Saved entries
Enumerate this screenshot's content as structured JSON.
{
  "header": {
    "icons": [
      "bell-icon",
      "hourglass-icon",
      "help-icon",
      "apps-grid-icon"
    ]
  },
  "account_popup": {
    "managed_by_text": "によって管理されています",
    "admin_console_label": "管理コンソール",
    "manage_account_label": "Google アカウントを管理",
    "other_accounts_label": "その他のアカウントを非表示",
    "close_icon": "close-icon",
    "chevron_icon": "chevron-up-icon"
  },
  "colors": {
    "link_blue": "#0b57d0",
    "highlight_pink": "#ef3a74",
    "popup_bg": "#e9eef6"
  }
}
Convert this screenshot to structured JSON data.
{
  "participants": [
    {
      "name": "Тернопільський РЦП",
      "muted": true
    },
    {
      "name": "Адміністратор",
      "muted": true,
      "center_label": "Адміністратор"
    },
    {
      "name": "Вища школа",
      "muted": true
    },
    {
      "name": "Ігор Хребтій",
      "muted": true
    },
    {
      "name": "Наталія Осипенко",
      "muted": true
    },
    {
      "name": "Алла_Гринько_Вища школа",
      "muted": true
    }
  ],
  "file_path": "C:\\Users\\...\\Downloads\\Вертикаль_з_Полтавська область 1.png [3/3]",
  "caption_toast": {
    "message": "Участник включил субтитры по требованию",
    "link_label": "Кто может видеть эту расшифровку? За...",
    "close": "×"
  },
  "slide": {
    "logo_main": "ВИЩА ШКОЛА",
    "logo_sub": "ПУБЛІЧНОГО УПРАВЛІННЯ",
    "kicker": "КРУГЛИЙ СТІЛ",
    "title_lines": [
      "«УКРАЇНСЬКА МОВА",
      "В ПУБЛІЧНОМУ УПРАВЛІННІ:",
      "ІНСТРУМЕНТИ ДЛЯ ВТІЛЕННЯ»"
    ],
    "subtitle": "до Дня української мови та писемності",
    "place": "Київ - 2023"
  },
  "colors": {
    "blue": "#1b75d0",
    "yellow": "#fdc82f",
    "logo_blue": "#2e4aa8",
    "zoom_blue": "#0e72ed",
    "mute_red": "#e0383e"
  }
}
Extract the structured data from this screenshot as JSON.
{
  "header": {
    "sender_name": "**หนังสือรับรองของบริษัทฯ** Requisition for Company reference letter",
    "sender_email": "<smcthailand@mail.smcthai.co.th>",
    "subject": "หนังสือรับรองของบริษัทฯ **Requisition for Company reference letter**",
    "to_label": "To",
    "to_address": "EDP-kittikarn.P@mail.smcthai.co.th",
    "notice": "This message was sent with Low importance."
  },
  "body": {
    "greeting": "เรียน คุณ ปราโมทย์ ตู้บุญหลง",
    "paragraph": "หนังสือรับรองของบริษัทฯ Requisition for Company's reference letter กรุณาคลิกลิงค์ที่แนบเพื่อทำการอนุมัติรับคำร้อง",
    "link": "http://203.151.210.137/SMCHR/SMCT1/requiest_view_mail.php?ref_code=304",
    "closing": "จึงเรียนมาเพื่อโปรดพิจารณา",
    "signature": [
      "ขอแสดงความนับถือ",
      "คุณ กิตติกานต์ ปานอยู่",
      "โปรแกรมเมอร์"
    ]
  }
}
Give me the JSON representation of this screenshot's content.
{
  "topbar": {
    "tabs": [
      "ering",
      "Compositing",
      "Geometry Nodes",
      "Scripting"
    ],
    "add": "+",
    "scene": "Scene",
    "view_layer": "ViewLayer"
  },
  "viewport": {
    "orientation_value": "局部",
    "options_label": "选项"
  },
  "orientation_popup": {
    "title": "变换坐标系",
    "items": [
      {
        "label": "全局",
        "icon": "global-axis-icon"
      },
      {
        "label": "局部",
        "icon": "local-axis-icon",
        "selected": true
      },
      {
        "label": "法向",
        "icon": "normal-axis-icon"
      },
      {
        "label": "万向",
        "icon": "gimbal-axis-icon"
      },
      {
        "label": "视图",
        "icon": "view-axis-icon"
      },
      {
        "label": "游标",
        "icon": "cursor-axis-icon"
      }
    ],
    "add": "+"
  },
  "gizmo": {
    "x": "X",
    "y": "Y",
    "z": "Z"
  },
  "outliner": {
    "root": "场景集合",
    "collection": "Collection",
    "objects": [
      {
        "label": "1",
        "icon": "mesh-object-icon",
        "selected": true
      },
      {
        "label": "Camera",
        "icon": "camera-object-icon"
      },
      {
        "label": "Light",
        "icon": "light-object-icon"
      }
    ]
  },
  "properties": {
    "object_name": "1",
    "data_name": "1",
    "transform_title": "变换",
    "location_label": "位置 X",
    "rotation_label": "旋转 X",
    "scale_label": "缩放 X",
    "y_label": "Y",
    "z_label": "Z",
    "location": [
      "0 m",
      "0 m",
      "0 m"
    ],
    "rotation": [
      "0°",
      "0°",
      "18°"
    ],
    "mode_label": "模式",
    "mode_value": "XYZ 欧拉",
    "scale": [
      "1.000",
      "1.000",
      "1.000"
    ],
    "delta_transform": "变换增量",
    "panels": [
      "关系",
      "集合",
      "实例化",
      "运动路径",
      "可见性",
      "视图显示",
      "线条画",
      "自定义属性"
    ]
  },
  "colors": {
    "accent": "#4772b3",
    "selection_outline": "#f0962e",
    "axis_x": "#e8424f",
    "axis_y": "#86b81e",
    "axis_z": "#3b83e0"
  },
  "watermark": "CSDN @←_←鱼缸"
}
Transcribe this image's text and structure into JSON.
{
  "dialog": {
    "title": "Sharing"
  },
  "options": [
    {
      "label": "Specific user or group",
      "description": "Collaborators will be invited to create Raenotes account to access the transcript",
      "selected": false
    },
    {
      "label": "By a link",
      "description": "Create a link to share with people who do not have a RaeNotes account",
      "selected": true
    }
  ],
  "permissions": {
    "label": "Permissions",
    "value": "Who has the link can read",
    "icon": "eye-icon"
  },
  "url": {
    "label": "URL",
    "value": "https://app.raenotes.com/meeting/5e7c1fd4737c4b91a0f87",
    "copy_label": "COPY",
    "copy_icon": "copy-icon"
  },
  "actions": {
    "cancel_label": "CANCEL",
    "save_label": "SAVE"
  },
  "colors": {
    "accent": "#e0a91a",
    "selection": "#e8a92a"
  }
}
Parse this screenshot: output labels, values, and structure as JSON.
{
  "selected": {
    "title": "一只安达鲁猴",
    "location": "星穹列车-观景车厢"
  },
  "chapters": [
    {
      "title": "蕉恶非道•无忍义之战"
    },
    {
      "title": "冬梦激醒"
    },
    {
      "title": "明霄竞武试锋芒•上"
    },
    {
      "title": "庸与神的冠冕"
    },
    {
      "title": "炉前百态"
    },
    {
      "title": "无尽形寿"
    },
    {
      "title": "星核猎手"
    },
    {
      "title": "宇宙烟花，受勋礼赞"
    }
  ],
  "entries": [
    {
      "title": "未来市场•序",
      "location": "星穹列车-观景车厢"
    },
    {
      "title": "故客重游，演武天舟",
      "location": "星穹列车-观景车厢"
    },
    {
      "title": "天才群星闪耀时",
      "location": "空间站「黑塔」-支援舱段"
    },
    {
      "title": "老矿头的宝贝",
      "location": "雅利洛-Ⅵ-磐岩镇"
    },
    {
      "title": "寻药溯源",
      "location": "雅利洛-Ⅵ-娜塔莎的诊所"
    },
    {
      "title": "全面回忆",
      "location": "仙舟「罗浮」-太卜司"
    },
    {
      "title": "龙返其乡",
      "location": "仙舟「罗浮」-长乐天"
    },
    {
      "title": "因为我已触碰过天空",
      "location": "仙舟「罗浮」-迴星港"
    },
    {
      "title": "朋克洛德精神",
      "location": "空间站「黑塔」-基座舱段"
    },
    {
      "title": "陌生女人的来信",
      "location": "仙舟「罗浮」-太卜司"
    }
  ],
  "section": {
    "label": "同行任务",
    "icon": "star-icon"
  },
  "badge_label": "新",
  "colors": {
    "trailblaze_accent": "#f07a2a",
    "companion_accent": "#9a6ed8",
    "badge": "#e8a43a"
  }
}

(Work to do): Respond with the number of lines containing "letter" and no additional words.

(Written solution): 3